EXERCISE BRIEF
Continue the news article below on the review of health information exchange benefit studies, starting after its last sentence.

EXCERPTED PASSAGE
Health information exchanges are supposed to improve the speed, quality, safety and cost of patient care, but there is little evidence of that in existing health information exchange benefit studies, according to a research paper published this month in the prestigious journal Health Affairs.
Researchers synthesized and quantitatively assessed 27 health information exchange benefit studies, said Nir Menachemi, a professor and chair of the Department of Health Policy and Management in the Richard M. Fairbanks School of Public Health at Indiana University-Purdue University Indianapolis and one of the authors of the paper. He was at the University of Alabama at Birmingham while the review of the health information exchange studies study was conducted.
Health information exchanges allow doctors, nurses, pharmacists and other health care providers to share a patient's computerized medical information electronically. For this study, researchers combed through data from previous benefit studies, looking for evidence that health information exchanges boosted efficiency, reduced health care costs or improved outcomes.
"There is no strong documented evidence in the studies that health care benefits are directly attributable to the use of HIE, rather than being correlated or incidentally related," Menachemi said.
To be clear, the paper isn't saying there are no benefits from the use of health information exchanges, Menachemi said. "It's simply premature to say if we have or have not gotten our money's worth out of HIE."

DATASET
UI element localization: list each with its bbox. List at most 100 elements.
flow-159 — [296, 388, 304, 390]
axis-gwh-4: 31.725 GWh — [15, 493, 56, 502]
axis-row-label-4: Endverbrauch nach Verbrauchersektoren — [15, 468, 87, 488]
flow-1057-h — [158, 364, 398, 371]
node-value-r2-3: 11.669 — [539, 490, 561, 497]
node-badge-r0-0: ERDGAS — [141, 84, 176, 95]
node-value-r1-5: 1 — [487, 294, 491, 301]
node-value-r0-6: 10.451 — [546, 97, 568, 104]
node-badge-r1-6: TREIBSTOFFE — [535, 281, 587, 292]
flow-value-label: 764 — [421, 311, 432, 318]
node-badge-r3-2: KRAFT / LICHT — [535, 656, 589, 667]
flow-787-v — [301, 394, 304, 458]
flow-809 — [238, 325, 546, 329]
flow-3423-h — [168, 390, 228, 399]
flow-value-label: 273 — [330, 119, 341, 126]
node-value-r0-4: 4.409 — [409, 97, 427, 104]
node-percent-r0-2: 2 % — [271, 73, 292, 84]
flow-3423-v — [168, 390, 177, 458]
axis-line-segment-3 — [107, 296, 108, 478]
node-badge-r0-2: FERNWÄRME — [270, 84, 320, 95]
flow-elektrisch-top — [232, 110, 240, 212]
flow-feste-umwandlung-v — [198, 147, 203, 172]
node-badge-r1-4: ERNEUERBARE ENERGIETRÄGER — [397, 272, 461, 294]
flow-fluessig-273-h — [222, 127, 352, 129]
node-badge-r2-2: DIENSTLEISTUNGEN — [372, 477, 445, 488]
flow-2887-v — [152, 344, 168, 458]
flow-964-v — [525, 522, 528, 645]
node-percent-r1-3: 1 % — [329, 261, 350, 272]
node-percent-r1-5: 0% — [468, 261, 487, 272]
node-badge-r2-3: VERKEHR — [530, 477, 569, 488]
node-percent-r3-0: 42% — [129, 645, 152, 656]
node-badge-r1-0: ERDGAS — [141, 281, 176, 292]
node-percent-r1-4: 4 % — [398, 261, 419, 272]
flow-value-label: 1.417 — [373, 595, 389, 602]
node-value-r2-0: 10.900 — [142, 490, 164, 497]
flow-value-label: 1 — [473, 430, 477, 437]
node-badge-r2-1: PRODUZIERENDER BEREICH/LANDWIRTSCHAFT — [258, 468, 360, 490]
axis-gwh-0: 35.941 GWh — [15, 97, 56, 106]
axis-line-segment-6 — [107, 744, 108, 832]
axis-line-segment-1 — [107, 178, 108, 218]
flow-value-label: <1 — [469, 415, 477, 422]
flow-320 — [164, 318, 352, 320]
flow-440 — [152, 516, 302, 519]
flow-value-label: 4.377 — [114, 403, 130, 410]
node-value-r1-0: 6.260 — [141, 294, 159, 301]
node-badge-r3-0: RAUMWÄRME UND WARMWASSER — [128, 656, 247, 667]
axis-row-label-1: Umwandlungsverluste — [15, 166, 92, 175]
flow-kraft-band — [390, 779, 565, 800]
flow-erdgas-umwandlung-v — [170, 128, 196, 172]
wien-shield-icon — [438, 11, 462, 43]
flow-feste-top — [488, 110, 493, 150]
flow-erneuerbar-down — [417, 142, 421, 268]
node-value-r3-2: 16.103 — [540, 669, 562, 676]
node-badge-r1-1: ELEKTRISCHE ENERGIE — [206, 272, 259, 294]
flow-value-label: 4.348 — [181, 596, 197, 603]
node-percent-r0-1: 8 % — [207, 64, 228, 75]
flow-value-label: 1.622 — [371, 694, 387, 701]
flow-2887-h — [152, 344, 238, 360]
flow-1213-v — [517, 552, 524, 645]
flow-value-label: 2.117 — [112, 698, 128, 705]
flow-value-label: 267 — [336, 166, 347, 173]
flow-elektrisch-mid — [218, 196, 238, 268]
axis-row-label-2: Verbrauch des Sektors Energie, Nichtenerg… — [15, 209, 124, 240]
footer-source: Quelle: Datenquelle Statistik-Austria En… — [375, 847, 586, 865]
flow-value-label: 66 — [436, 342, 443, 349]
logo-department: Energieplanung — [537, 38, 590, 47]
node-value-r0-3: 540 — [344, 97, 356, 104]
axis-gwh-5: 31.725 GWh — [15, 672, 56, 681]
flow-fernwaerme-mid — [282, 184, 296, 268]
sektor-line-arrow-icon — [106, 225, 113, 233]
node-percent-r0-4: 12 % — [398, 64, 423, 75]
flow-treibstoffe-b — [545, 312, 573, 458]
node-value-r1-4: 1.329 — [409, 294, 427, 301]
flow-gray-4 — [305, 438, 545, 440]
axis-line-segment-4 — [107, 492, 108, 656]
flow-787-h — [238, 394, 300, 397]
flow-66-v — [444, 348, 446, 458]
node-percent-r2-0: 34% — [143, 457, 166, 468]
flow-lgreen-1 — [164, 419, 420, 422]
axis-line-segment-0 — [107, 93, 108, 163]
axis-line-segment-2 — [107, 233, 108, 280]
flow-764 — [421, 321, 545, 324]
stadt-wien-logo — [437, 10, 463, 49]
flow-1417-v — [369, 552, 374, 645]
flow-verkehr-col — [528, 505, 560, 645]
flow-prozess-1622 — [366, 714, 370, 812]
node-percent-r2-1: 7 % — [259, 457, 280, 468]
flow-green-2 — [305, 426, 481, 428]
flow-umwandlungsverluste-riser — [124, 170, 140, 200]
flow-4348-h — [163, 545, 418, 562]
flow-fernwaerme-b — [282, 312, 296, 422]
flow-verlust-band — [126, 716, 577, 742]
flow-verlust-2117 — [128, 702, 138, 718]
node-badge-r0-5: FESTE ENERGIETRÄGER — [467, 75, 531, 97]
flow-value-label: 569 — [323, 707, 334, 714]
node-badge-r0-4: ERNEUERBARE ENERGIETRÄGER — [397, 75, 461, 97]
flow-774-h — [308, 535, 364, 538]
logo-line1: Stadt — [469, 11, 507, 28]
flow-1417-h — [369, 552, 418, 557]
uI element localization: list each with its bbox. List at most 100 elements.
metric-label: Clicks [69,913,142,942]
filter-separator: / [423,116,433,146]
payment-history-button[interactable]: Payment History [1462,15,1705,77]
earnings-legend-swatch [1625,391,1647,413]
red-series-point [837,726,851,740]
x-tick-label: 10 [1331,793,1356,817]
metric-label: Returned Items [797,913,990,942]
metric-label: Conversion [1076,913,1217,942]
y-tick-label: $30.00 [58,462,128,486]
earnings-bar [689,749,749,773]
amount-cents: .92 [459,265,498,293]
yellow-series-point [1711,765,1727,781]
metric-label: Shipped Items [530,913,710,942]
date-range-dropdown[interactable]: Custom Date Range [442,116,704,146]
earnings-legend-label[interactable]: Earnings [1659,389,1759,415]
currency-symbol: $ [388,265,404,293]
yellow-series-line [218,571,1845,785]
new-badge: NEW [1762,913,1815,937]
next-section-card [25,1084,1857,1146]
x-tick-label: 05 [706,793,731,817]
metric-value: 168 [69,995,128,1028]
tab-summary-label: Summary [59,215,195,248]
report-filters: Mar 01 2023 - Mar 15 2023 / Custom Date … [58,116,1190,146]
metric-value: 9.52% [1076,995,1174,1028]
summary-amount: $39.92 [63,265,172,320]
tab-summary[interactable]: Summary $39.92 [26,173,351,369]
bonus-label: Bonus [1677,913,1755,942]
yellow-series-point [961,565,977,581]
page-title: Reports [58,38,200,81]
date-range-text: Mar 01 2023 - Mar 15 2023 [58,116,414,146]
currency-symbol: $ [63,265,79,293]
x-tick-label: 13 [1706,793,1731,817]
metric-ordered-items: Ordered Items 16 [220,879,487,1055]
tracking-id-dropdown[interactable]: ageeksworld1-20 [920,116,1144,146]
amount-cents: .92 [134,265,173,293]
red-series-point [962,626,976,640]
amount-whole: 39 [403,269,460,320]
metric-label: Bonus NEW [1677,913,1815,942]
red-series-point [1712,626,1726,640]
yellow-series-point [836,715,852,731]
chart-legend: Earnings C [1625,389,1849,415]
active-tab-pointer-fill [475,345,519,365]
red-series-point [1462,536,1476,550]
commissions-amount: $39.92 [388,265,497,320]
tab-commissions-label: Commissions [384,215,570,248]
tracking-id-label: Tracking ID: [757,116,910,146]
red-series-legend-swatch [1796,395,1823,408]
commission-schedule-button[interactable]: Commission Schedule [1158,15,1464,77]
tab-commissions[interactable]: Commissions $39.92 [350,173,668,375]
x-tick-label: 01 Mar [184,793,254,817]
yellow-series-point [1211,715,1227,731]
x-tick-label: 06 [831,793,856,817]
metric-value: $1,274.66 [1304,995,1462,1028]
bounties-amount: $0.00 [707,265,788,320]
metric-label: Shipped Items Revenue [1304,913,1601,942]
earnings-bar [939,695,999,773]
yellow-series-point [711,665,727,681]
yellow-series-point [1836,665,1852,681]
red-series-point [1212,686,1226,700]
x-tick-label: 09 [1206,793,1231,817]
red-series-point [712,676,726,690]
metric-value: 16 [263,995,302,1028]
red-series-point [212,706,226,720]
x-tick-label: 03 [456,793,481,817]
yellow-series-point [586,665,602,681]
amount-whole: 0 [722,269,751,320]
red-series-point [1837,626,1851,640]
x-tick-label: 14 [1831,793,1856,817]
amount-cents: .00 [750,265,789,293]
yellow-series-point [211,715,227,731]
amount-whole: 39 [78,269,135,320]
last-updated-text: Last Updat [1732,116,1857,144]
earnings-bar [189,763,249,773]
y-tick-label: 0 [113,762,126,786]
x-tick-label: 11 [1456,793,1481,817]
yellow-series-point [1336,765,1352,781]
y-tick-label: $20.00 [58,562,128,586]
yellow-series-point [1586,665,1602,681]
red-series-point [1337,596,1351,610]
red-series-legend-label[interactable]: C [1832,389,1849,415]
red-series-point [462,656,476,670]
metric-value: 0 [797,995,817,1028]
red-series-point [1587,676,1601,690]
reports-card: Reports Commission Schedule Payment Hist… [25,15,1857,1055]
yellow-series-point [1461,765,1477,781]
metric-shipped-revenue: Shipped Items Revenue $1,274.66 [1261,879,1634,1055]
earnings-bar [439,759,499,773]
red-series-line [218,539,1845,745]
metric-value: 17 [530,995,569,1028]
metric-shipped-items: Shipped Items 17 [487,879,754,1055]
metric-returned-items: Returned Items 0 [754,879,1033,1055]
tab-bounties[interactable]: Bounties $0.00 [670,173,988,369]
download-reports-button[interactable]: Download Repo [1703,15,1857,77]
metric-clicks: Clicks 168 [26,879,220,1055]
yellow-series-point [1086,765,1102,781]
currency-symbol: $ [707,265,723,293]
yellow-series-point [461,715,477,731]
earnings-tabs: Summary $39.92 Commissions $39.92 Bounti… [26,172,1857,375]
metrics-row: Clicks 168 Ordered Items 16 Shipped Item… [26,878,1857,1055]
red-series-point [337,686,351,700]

RESPONSE TO THE TASK
According to the paper, "There is a dearth of rigorous studies that link HIE adoption to clear benefits. Moreover, the scant high-quality evidence that does exist was conducted in disparate settings and evaluated different outcomes."
"We need to eliminate any confounding issues implicating the correlation between benefits and HIE," Menachemi said. "For example, how do we know that the correlation between computerization and good outcomes isn't really just being driven by the fact that early adopters of HIE are exemplary health care providers? We need to rule out those kinds of things."
Prior studies that were designed to identify causal relationships were significantly less likely to find a benefit from health information exchanges for all outcomes except health care cost measures than studies not using such designs.
Two of six such studies found beneficial effects largely as a result of a reduction in diagnostic and imaging tests, associated costs or both, and these studies were based in a single clinic affiliated with an Indiana hospital or in one health care system in Israel.
Menachemi said he would be hard pressed to say for sure that these benefits will happen in every health care setting that computerizes and uses health information exchanges. "We still expect HIE benefits will accrue, but currently no one has been able to demonstrate in a general and convincing way that we can expect to see these benefits."
There are several possibilities why that's so, he said.
One is that use of health information exchanges in the United States is still in its infancy. Most studies are focusing on first-generation systems and exchanges in institutions where active usage is low. Widespread meaningful use as a result of the continued rise of the exchanges use may allow better evaluation of their adoption.
Menachemi hopes to do just that, now that he is in Indianapolis, where an earlier health information exchange benefit study of a clinic associated with a hospital occurred. Given that Central Indiana is home to what is probably the most mature health information exchange system in the country, there is a "huge opportunity to generate evidence of HIE benefits using more rigorous studies than have been done in the past."